** Instructions to follow **
Pull every "what" line out of the data below.

** Provided data **
┏━━

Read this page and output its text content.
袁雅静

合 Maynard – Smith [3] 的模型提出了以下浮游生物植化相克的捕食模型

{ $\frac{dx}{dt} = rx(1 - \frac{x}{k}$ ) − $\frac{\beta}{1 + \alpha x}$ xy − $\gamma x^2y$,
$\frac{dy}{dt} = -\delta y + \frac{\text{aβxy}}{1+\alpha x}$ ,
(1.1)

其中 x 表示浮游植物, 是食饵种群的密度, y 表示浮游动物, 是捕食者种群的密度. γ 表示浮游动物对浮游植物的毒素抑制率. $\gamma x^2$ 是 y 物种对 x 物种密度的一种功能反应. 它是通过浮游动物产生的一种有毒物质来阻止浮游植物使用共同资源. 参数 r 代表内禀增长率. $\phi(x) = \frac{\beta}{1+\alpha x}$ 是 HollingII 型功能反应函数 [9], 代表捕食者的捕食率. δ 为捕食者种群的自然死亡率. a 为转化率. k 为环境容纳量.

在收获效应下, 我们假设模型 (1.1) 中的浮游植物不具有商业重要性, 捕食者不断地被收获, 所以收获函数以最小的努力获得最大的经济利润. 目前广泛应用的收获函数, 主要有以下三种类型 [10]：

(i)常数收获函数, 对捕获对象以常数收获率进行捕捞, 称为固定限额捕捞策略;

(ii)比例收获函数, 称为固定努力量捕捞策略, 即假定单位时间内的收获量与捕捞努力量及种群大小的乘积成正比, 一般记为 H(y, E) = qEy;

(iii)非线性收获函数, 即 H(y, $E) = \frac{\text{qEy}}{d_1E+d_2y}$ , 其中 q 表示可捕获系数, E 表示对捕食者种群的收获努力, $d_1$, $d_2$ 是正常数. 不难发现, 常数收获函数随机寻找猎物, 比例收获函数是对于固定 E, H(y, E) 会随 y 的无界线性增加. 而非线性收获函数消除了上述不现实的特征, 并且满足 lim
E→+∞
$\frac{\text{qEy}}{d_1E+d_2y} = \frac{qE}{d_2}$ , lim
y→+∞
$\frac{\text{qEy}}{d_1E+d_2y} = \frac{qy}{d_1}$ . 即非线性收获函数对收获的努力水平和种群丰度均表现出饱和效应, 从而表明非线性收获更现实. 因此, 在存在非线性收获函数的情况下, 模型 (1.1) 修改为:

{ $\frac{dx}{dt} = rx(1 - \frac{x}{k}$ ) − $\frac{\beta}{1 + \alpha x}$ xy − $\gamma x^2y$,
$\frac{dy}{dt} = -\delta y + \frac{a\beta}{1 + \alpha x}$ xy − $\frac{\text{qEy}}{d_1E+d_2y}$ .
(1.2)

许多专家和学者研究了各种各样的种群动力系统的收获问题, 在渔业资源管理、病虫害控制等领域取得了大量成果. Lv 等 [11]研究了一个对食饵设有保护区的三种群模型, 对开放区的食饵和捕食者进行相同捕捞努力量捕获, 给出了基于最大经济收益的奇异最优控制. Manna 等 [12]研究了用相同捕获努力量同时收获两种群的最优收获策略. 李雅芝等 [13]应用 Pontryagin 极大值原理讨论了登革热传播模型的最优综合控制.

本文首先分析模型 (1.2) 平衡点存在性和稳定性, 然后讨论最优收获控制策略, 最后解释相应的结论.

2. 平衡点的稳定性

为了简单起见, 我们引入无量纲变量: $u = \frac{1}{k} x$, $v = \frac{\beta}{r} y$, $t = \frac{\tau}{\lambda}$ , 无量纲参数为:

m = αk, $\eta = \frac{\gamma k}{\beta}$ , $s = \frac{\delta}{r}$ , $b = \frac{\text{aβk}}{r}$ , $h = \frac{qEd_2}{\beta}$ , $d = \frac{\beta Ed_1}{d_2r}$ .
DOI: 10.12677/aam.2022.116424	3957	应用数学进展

┗━━
┏━━

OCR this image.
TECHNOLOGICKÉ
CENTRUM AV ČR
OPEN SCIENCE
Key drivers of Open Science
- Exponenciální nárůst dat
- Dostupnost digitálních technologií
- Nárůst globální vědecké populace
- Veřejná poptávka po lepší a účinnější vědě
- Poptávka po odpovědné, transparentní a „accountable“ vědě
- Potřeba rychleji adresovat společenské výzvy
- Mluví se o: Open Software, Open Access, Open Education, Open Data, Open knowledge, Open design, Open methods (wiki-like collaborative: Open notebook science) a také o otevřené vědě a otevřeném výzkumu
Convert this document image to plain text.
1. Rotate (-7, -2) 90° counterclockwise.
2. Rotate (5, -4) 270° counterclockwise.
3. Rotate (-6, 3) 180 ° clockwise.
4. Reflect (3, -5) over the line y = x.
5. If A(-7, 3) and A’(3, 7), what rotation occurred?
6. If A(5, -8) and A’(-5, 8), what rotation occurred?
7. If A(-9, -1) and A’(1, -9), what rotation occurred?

┗━━

** Complete response **
5. If A(-7, 3) and A’(3, 7), what rotation occurred?
6. If A(5, -8) and A’(-5, 8), what rotation occurred?
7. If A(-9, -1) and A’(1, -9), what rotation occurred?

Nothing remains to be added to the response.